### TASK GOAL
Give nothing except the number of lines containing the word "Shah".

### INPUT ROWS
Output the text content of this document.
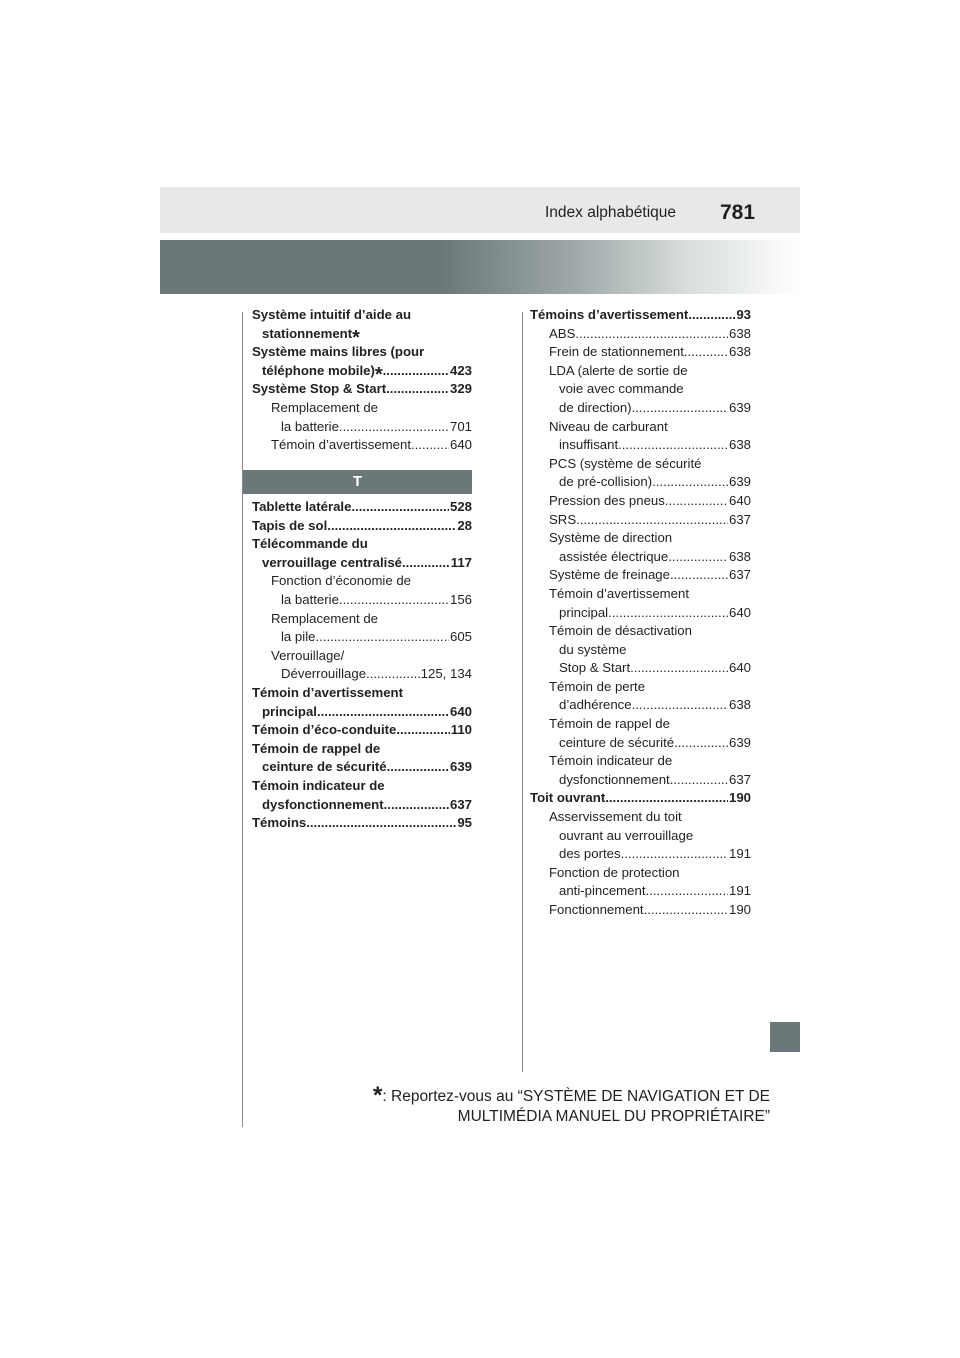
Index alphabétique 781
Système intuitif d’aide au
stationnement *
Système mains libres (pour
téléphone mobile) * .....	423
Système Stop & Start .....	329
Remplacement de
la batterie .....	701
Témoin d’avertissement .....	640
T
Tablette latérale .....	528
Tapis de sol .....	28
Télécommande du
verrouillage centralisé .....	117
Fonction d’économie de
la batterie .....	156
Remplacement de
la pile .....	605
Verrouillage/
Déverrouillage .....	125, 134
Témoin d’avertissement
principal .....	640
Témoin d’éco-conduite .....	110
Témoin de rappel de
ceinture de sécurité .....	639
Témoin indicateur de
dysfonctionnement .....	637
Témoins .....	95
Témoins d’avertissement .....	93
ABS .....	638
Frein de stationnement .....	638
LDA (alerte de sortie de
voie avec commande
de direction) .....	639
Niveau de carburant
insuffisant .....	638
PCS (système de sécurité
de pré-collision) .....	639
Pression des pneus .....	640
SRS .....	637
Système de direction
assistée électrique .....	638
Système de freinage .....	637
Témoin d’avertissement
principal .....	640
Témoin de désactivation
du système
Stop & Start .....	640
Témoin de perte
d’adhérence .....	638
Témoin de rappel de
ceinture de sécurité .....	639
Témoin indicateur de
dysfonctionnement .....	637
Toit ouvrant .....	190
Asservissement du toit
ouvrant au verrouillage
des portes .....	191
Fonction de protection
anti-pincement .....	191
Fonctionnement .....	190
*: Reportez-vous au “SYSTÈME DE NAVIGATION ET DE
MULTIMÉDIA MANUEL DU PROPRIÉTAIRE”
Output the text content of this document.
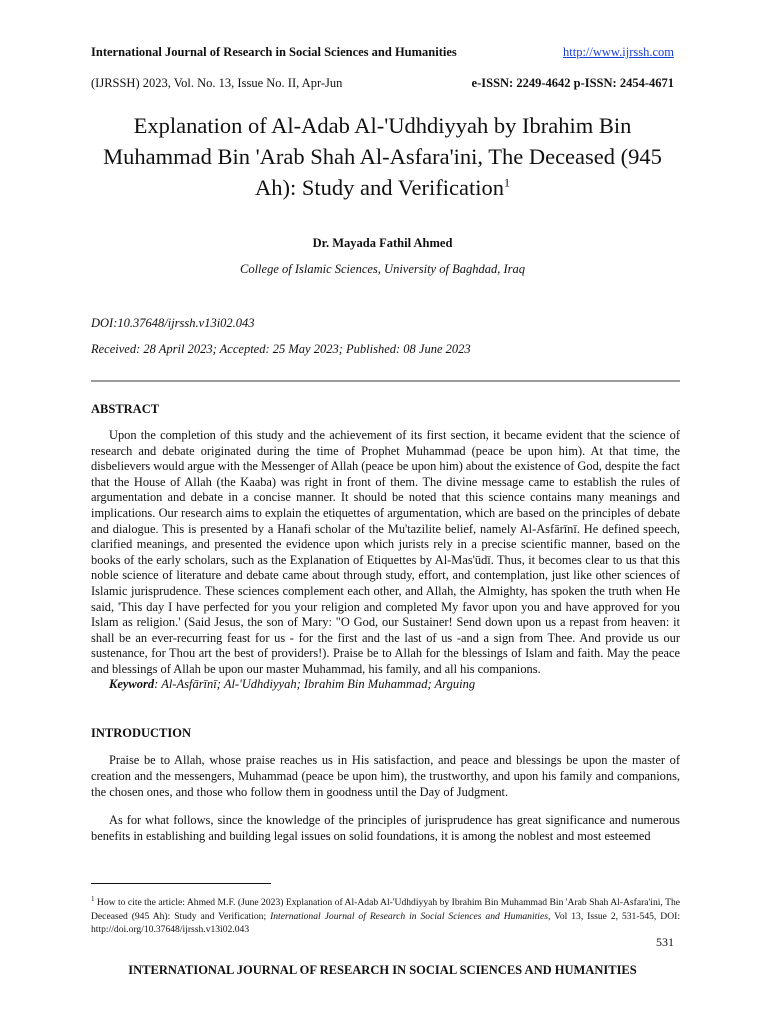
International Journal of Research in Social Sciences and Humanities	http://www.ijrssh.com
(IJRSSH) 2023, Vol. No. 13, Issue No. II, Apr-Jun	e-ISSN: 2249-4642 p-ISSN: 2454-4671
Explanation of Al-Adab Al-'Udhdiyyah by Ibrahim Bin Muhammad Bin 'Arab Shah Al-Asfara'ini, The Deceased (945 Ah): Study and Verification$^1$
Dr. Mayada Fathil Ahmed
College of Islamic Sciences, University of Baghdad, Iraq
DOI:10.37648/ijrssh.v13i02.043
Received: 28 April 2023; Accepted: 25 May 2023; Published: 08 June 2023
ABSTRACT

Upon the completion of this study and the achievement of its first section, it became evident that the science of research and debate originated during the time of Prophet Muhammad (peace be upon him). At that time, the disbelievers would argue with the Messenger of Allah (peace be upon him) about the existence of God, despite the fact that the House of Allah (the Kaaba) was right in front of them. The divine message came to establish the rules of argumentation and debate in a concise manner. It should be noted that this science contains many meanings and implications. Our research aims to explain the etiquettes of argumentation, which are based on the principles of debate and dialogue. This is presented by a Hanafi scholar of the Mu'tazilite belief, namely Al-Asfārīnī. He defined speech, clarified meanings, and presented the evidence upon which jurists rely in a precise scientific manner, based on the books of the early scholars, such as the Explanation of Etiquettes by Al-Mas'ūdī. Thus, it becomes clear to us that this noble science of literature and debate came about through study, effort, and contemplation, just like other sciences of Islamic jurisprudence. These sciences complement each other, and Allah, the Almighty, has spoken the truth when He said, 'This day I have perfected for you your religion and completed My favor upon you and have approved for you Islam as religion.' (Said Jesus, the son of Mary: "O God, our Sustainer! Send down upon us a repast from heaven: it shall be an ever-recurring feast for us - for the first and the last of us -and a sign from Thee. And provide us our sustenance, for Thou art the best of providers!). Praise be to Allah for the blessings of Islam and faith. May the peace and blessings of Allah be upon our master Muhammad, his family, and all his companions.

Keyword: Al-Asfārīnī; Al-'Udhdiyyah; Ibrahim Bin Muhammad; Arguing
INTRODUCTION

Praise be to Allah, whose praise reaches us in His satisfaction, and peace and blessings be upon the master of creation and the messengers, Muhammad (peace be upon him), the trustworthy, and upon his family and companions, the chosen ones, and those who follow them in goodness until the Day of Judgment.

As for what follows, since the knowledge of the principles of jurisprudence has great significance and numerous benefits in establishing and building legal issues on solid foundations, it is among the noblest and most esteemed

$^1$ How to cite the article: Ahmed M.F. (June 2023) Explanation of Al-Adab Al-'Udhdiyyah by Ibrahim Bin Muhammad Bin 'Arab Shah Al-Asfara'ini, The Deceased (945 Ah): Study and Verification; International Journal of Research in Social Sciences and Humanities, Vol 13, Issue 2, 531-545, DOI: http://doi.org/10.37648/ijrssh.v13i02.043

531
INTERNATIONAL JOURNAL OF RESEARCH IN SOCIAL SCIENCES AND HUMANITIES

### ANSWER TO THE PROBLEM
2